- _What the task requires_
Repeat every line of the data exactly, but not the pictures.

- _Extracted entries_
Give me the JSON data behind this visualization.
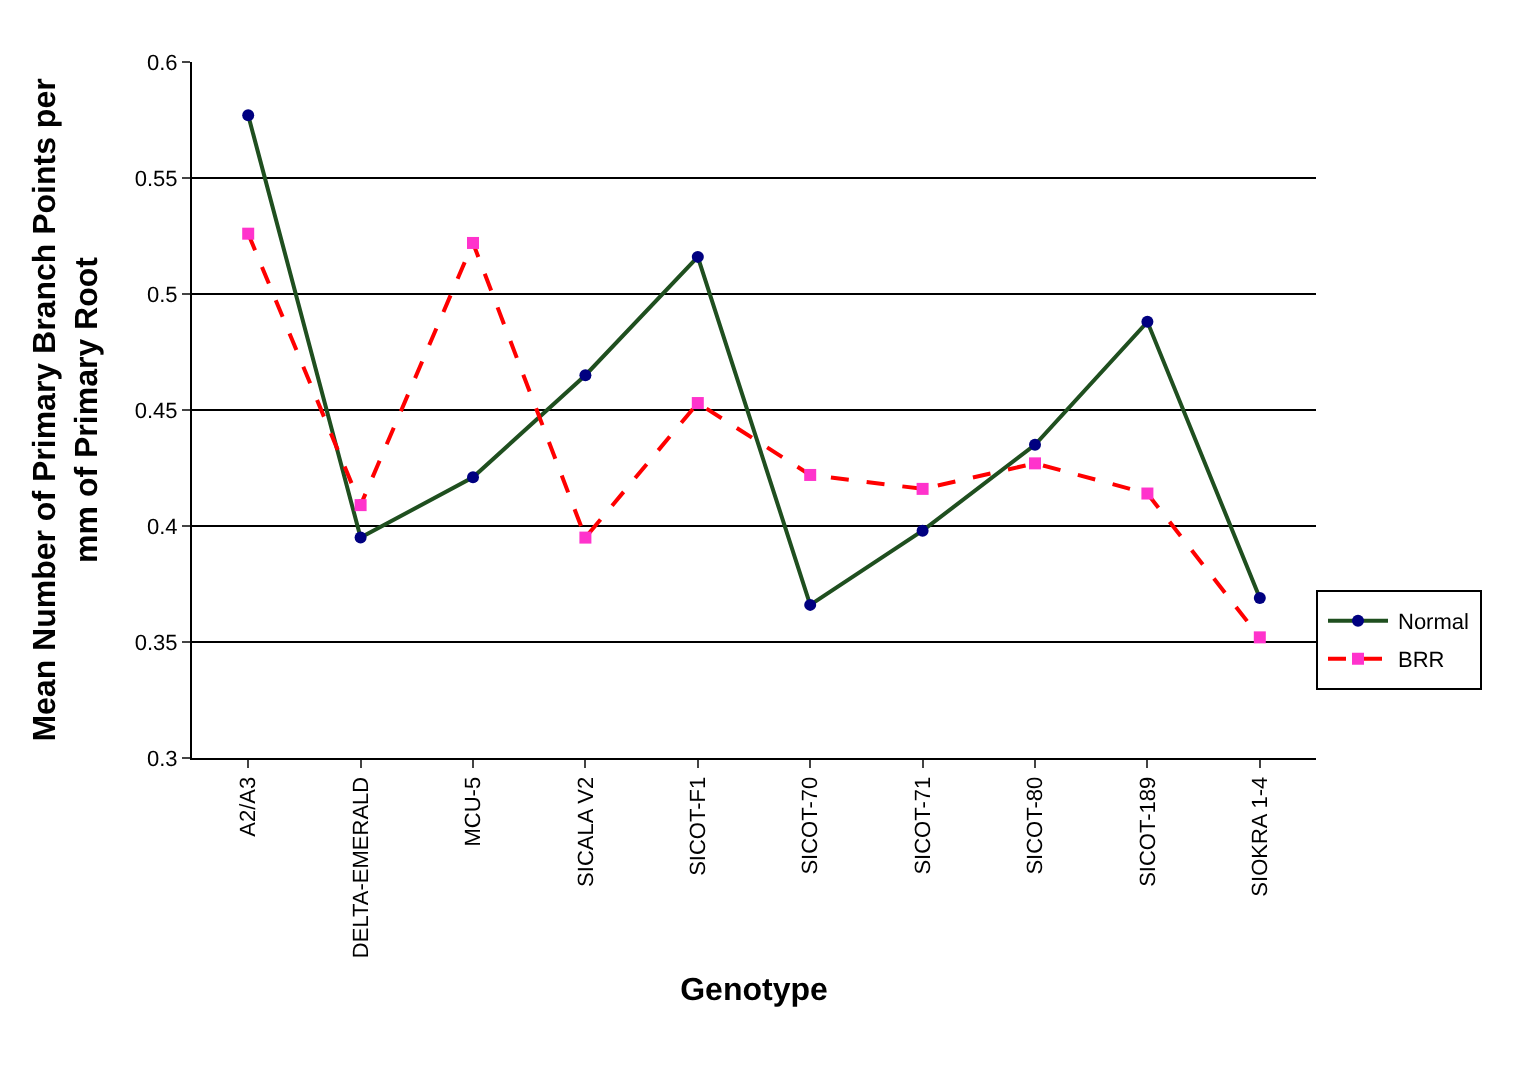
{
  "chart_data": {
    "type": "line",
    "xlabel": "Genotype",
    "ylabel": "Mean Number of Primary Branch Points per mm of Primary Root",
    "categories": [
      "A2/A3",
      "DELTA-EMERALD",
      "MCU-5",
      "SICALA V2",
      "SICOT-F1",
      "SICOT-70",
      "SICOT-71",
      "SICOT-80",
      "SICOT-189",
      "SIOKRA 1-4"
    ],
    "series": [
      {
        "name": "Normal",
        "color": "#1f4f1f",
        "marker": "circle",
        "line_style": "solid",
        "values": [
          0.577,
          0.395,
          0.421,
          0.465,
          0.516,
          0.366,
          0.398,
          0.435,
          0.488,
          0.369
        ]
      },
      {
        "name": "BRR",
        "color": "#ff0000",
        "marker": "square",
        "line_style": "dashed",
        "values": [
          0.526,
          0.409,
          0.522,
          0.395,
          0.453,
          0.422,
          0.416,
          0.427,
          0.414,
          0.352
        ]
      }
    ],
    "ylim": [
      0.3,
      0.6
    ],
    "yticks": [
      0.3,
      0.35,
      0.4,
      0.45,
      0.5,
      0.55,
      0.6
    ],
    "grid": "y",
    "legend": "right"
  }
}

- _Full response_
Give me the JSON data behind this visualization.
{
  "chart_data": {
    "type": "line",
    "xlabel": "Genotype",
    "ylabel": "Mean Number of Primary Branch Points per mm of Primary Root",
    "categories": [
      "A2/A3",
      "DELTA-EMERALD",
      "MCU-5",
      "SICALA V2",
      "SICOT-F1",
      "SICOT-70",
      "SICOT-71",
      "SICOT-80",
      "SICOT-189",
      "SIOKRA 1-4"
    ],
    "series": [
      {
        "name": "Normal",
        "color": "#1f4f1f",
        "marker": "circle",
        "line_style": "solid",
        "values": [
          0.577,
          0.395,
          0.421,
          0.465,
          0.516,
          0.366,
          0.398,
          0.435,
          0.488,
          0.369
        ]
      },
      {
        "name": "BRR",
        "color": "#ff0000",
        "marker": "square",
        "line_style": "dashed",
        "values": [
          0.526,
          0.409,
          0.522,
          0.395,
          0.453,
          0.422,
          0.416,
          0.427,
          0.414,
          0.352
        ]
      }
    ],
    "ylim": [
      0.3,
      0.6
    ],
    "yticks": [
      0.3,
      0.35,
      0.4,
      0.45,
      0.5,
      0.55,
      0.6
    ],
    "grid": "y",
    "legend": "right"
  }
}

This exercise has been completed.